Records from a collection of figures:
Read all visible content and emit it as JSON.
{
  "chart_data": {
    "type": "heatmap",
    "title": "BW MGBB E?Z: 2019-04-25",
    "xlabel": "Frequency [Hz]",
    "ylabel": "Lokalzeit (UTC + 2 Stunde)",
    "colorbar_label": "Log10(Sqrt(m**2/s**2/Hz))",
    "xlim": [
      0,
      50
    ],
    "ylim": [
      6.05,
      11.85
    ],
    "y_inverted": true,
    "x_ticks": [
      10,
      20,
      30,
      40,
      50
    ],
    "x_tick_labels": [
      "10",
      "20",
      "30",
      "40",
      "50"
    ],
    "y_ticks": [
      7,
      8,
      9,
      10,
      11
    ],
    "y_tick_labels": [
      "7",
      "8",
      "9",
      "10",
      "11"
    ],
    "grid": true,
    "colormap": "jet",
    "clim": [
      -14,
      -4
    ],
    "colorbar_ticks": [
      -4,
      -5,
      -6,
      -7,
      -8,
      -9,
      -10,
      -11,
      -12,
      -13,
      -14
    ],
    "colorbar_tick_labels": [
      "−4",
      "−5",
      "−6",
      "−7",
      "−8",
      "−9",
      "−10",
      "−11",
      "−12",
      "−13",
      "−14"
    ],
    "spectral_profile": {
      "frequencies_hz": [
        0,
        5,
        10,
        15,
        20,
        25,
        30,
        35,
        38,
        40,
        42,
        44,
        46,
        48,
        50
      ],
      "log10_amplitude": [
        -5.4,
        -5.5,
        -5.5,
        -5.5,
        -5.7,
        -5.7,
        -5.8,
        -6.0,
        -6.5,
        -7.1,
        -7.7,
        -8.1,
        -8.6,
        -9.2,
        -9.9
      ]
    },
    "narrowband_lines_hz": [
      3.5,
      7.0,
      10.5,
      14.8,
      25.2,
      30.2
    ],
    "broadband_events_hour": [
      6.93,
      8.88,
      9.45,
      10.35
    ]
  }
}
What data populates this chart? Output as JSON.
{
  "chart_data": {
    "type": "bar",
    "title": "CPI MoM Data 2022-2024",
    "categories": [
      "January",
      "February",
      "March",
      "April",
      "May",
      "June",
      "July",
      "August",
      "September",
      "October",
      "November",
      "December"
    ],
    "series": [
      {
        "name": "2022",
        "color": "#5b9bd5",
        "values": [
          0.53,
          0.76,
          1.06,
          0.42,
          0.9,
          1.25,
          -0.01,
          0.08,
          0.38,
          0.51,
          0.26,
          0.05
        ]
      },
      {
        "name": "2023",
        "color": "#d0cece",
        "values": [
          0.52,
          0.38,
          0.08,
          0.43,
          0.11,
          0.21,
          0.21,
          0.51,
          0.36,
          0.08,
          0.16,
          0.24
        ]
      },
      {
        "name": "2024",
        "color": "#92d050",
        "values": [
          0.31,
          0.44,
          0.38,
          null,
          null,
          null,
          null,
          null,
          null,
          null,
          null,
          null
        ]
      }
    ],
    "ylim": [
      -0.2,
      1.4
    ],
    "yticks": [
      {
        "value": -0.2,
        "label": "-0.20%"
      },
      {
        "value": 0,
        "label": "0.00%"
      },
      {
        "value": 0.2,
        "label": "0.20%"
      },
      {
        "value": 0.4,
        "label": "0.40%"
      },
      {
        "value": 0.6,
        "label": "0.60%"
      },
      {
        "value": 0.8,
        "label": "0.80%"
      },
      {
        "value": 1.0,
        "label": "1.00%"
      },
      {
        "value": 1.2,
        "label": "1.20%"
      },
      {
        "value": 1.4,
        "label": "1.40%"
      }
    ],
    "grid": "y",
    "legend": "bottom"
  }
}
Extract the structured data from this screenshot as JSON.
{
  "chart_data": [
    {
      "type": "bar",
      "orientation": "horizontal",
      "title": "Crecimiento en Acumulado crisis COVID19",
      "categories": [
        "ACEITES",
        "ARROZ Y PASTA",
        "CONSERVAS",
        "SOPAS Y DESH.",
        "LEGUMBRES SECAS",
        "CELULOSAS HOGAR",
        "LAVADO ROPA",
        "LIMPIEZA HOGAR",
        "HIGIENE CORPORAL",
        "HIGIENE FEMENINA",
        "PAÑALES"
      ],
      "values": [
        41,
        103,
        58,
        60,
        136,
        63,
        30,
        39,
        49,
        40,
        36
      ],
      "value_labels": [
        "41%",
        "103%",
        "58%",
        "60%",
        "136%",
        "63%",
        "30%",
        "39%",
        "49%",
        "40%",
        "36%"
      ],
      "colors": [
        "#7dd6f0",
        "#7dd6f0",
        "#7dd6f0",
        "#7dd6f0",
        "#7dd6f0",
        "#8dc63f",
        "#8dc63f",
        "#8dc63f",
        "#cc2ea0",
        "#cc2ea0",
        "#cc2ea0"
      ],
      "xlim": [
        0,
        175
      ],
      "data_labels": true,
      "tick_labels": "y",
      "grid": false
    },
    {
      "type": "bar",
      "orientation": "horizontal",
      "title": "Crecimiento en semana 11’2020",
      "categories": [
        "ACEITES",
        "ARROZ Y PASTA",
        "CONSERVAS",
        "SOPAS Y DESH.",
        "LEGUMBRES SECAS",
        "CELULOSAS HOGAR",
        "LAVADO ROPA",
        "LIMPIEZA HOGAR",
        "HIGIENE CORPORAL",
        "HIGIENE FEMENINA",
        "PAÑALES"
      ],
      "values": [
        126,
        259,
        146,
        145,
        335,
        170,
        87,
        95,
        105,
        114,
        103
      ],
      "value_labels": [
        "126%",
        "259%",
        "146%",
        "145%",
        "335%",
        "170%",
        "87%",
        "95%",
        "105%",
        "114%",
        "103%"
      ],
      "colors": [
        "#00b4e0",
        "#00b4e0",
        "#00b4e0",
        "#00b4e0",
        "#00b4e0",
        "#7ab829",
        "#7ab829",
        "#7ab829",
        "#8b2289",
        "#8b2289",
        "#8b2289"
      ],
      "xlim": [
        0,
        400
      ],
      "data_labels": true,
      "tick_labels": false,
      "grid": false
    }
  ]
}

▸ **The task**:
Please reproduce all of the entries exactly as they stand.

▸ **Output for this exercise**:
Read all visible content and emit it as JSON.
{
  "chart_data": {
    "type": "heatmap",
    "title": "BW MGBB E?Z: 2019-04-25",
    "xlabel": "Frequency [Hz]",
    "ylabel": "Lokalzeit (UTC + 2 Stunde)",
    "colorbar_label": "Log10(Sqrt(m**2/s**2/Hz))",
    "xlim": [
      0,
      50
    ],
    "ylim": [
      6.05,
      11.85
    ],
    "y_inverted": true,
    "x_ticks": [
      10,
      20,
      30,
      40,
      50
    ],
    "x_tick_labels": [
      "10",
      "20",
      "30",
      "40",
      "50"
    ],
    "y_ticks": [
      7,
      8,
      9,
      10,
      11
    ],
    "y_tick_labels": [
      "7",
      "8",
      "9",
      "10",
      "11"
    ],
    "grid": true,
    "colormap": "jet",
    "clim": [
      -14,
      -4
    ],
    "colorbar_ticks": [
      -4,
      -5,
      -6,
      -7,
      -8,
      -9,
      -10,
      -11,
      -12,
      -13,
      -14
    ],
    "colorbar_tick_labels": [
      "−4",
      "−5",
      "−6",
      "−7",
      "−8",
      "−9",
      "−10",
      "−11",
      "−12",
      "−13",
      "−14"
    ],
    "spectral_profile": {
      "frequencies_hz": [
        0,
        5,
        10,
        15,
        20,
        25,
        30,
        35,
        38,
        40,
        42,
        44,
        46,
        48,
        50
      ],
      "log10_amplitude": [
        -5.4,
        -5.5,
        -5.5,
        -5.5,
        -5.7,
        -5.7,
        -5.8,
        -6.0,
        -6.5,
        -7.1,
        -7.7,
        -8.1,
        -8.6,
        -9.2,
        -9.9
      ]
    },
    "narrowband_lines_hz": [
      3.5,
      7.0,
      10.5,
      14.8,
      25.2,
      30.2
    ],
    "broadband_events_hour": [
      6.93,
      8.88,
      9.45,
      10.35
    ]
  }
}
What data populates this chart? Output as JSON.
{
  "chart_data": {
    "type": "bar",
    "title": "CPI MoM Data 2022-2024",
    "categories": [
      "January",
      "February",
      "March",
      "April",
      "May",
      "June",
      "July",
      "August",
      "September",
      "October",
      "November",
      "December"
    ],
    "series": [
      {
        "name": "2022",
        "color": "#5b9bd5",
        "values": [
          0.53,
          0.76,
          1.06,
          0.42,
          0.9,
          1.25,
          -0.01,
          0.08,
          0.38,
          0.51,
          0.26,
          0.05
        ]
      },
      {
        "name": "2023",
        "color": "#d0cece",
        "values": [
          0.52,
          0.38,
          0.08,
          0.43,
          0.11,
          0.21,
          0.21,
          0.51,
          0.36,
          0.08,
          0.16,
          0.24
        ]
      },
      {
        "name": "2024",
        "color": "#92d050",
        "values": [
          0.31,
          0.44,
          0.38,
          null,
          null,
          null,
          null,
          null,
          null,
          null,
          null,
          null
        ]
      }
    ],
    "ylim": [
      -0.2,
      1.4
    ],
    "yticks": [
      {
        "value": -0.2,
        "label": "-0.20%"
      },
      {
        "value": 0,
        "label": "0.00%"
      },
      {
        "value": 0.2,
        "label": "0.20%"
      },
      {
        "value": 0.4,
        "label": "0.40%"
      },
      {
        "value": 0.6,
        "label": "0.60%"
      },
      {
        "value": 0.8,
        "label": "0.80%"
      },
      {
        "value": 1.0,
        "label": "1.00%"
      },
      {
        "value": 1.2,
        "label": "1.20%"
      },
      {
        "value": 1.4,
        "label": "1.40%"
      }
    ],
    "grid": "y",
    "legend": "bottom"
  }
}
Extract the structured data from this screenshot as JSON.
{
  "chart_data": [
    {
      "type": "bar",
      "orientation": "horizontal",
      "title": "Crecimiento en Acumulado crisis COVID19",
      "categories": [
        "ACEITES",
        "ARROZ Y PASTA",
        "CONSERVAS",
        "SOPAS Y DESH.",
        "LEGUMBRES SECAS",
        "CELULOSAS HOGAR",
        "LAVADO ROPA",
        "LIMPIEZA HOGAR",
        "HIGIENE CORPORAL",
        "HIGIENE FEMENINA",
        "PAÑALES"
      ],
      "values": [
        41,
        103,
        58,
        60,
        136,
        63,
        30,
        39,
        49,
        40,
        36
      ],
      "value_labels": [
        "41%",
        "103%",
        "58%",
        "60%",
        "136%",
        "63%",
        "30%",
        "39%",
        "49%",
        "40%",
        "36%"
      ],
      "colors": [
        "#7dd6f0",
        "#7dd6f0",
        "#7dd6f0",
        "#7dd6f0",
        "#7dd6f0",
        "#8dc63f",
        "#8dc63f",
        "#8dc63f",
        "#cc2ea0",
        "#cc2ea0",
        "#cc2ea0"
      ],
      "xlim": [
        0,
        175
      ],
      "data_labels": true,
      "tick_labels": "y",
      "grid": false
    },
    {
      "type": "bar",
      "orientation": "horizontal",
      "title": "Crecimiento en semana 11’2020",
      "categories": [
        "ACEITES",
        "ARROZ Y PASTA",
        "CONSERVAS",
        "SOPAS Y DESH.",
        "LEGUMBRES SECAS",
        "CELULOSAS HOGAR",
        "LAVADO ROPA",
        "LIMPIEZA HOGAR",
        "HIGIENE CORPORAL",
        "HIGIENE FEMENINA",
        "PAÑALES"
      ],
      "values": [
        126,
        259,
        146,
        145,
        335,
        170,
        87,
        95,
        105,
        114,
        103
      ],
      "value_labels": [
        "126%",
        "259%",
        "146%",
        "145%",
        "335%",
        "170%",
        "87%",
        "95%",
        "105%",
        "114%",
        "103%"
      ],
      "colors": [
        "#00b4e0",
        "#00b4e0",
        "#00b4e0",
        "#00b4e0",
        "#00b4e0",
        "#7ab829",
        "#7ab829",
        "#7ab829",
        "#8b2289",
        "#8b2289",
        "#8b2289"
      ],
      "xlim": [
        0,
        400
      ],
      "data_labels": true,
      "tick_labels": false,
      "grid": false
    }
  ]
}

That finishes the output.